SHORT EXERCISE:
Copy out the entries below precisely; nothing is to be omitted.

ENTRIES:
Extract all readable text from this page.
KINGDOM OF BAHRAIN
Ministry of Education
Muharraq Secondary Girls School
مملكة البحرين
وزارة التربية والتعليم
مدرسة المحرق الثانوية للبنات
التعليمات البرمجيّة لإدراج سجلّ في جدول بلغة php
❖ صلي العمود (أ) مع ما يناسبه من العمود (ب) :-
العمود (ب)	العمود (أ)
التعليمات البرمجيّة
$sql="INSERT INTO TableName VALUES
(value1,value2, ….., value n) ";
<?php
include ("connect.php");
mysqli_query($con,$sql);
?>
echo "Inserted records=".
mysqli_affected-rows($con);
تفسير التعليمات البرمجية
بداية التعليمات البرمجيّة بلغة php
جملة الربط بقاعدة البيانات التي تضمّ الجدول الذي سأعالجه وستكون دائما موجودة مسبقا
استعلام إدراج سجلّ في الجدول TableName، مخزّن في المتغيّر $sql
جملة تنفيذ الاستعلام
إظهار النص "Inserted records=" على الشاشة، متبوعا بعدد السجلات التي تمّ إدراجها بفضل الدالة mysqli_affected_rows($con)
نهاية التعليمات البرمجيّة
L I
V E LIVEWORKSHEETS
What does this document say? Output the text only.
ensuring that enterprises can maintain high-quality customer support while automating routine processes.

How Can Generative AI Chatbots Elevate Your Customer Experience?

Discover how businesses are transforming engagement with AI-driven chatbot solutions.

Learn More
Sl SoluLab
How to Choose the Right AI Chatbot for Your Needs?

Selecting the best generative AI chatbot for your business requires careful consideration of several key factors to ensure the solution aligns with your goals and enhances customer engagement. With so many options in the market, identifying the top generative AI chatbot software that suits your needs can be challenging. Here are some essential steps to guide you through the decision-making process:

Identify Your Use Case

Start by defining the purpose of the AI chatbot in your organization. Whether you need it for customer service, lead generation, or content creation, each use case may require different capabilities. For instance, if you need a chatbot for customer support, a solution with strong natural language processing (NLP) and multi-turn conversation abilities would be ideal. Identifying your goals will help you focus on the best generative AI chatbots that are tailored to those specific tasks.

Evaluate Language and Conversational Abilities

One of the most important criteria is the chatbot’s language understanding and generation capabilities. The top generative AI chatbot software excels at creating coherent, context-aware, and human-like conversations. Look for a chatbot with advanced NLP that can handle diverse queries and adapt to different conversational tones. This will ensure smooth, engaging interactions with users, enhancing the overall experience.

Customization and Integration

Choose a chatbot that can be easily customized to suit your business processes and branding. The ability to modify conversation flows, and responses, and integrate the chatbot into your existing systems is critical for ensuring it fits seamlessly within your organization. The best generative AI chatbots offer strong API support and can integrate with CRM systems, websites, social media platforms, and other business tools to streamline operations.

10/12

CORRECT ANSWER:
Extract all readable text from this page.
KINGDOM OF BAHRAIN
Ministry of Education
Muharraq Secondary Girls School
مملكة البحرين
وزارة التربية والتعليم
مدرسة المحرق الثانوية للبنات
التعليمات البرمجيّة لإدراج سجلّ في جدول بلغة php
❖ صلي العمود (أ) مع ما يناسبه من العمود (ب) :-
العمود (ب)	العمود (أ)
التعليمات البرمجيّة
$sql="INSERT INTO TableName VALUES
(value1,value2, ….., value n) ";
<?php
include ("connect.php");
mysqli_query($con,$sql);
?>
echo "Inserted records=".
mysqli_affected-rows($con);
تفسير التعليمات البرمجية
بداية التعليمات البرمجيّة بلغة php
جملة الربط بقاعدة البيانات التي تضمّ الجدول الذي سأعالجه وستكون دائما موجودة مسبقا
استعلام إدراج سجلّ في الجدول TableName، مخزّن في المتغيّر $sql
جملة تنفيذ الاستعلام
إظهار النص "Inserted records=" على الشاشة، متبوعا بعدد السجلات التي تمّ إدراجها بفضل الدالة mysqli_affected_rows($con)
نهاية التعليمات البرمجيّة
L I
V E LIVEWORKSHEETS
What does this document say? Output the text only.
ensuring that enterprises can maintain high-quality customer support while automating routine processes.

How Can Generative AI Chatbots Elevate Your Customer Experience?

Discover how businesses are transforming engagement with AI-driven chatbot solutions.

Learn More
Sl SoluLab
How to Choose the Right AI Chatbot for Your Needs?

Selecting the best generative AI chatbot for your business requires careful consideration of several key factors to ensure the solution aligns with your goals and enhances customer engagement. With so many options in the market, identifying the top generative AI chatbot software that suits your needs can be challenging. Here are some essential steps to guide you through the decision-making process:

Identify Your Use Case

Start by defining the purpose of the AI chatbot in your organization. Whether you need it for customer service, lead generation, or content creation, each use case may require different capabilities. For instance, if you need a chatbot for customer support, a solution with strong natural language processing (NLP) and multi-turn conversation abilities would be ideal. Identifying your goals will help you focus on the best generative AI chatbots that are tailored to those specific tasks.

Evaluate Language and Conversational Abilities

One of the most important criteria is the chatbot’s language understanding and generation capabilities. The top generative AI chatbot software excels at creating coherent, context-aware, and human-like conversations. Look for a chatbot with advanced NLP that can handle diverse queries and adapt to different conversational tones. This will ensure smooth, engaging interactions with users, enhancing the overall experience.

Customization and Integration

Choose a chatbot that can be easily customized to suit your business processes and branding. The ability to modify conversation flows, and responses, and integrate the chatbot into your existing systems is critical for ensuring it fits seamlessly within your organization. The best generative AI chatbots offer strong API support and can integrate with CRM systems, websites, social media platforms, and other business tools to streamline operations.

10/12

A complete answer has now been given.